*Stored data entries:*
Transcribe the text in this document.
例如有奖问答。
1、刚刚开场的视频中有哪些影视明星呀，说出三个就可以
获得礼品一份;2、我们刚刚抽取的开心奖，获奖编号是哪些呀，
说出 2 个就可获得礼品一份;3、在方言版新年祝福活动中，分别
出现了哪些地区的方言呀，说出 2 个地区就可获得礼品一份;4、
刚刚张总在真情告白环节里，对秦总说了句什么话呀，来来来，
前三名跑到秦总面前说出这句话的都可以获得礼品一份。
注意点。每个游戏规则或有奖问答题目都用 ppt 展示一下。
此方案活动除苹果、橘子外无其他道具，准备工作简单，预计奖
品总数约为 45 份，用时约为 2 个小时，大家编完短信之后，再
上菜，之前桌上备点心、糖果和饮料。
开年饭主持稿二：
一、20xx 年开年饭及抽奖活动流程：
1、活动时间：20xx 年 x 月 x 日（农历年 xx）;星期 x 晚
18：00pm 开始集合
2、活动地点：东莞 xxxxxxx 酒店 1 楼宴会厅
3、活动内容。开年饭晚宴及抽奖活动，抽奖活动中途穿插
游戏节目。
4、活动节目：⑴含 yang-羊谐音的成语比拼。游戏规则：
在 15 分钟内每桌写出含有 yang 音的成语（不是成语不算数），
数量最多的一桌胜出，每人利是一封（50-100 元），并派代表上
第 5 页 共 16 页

*STATED TASK:* Emit the records above again, exactly, with no line skipped.

*RESPONSE:*
Transcribe the text in this document.
例如有奖问答。
1、刚刚开场的视频中有哪些影视明星呀，说出三个就可以
获得礼品一份;2、我们刚刚抽取的开心奖，获奖编号是哪些呀，
说出 2 个就可获得礼品一份;3、在方言版新年祝福活动中，分别
出现了哪些地区的方言呀，说出 2 个地区就可获得礼品一份;4、
刚刚张总在真情告白环节里，对秦总说了句什么话呀，来来来，
前三名跑到秦总面前说出这句话的都可以获得礼品一份。
注意点。每个游戏规则或有奖问答题目都用 ppt 展示一下。
此方案活动除苹果、橘子外无其他道具，准备工作简单，预计奖
品总数约为 45 份，用时约为 2 个小时，大家编完短信之后，再
上菜，之前桌上备点心、糖果和饮料。
开年饭主持稿二：
一、20xx 年开年饭及抽奖活动流程：
1、活动时间：20xx 年 x 月 x 日（农历年 xx）;星期 x 晚
18：00pm 开始集合
2、活动地点：东莞 xxxxxxx 酒店 1 楼宴会厅
3、活动内容。开年饭晚宴及抽奖活动，抽奖活动中途穿插
游戏节目。
4、活动节目：⑴含 yang-羊谐音的成语比拼。游戏规则：
在 15 分钟内每桌写出含有 yang 音的成语（不是成语不算数），
数量最多的一桌胜出，每人利是一封（50-100 元），并派代表上
第 5 页 共 16 页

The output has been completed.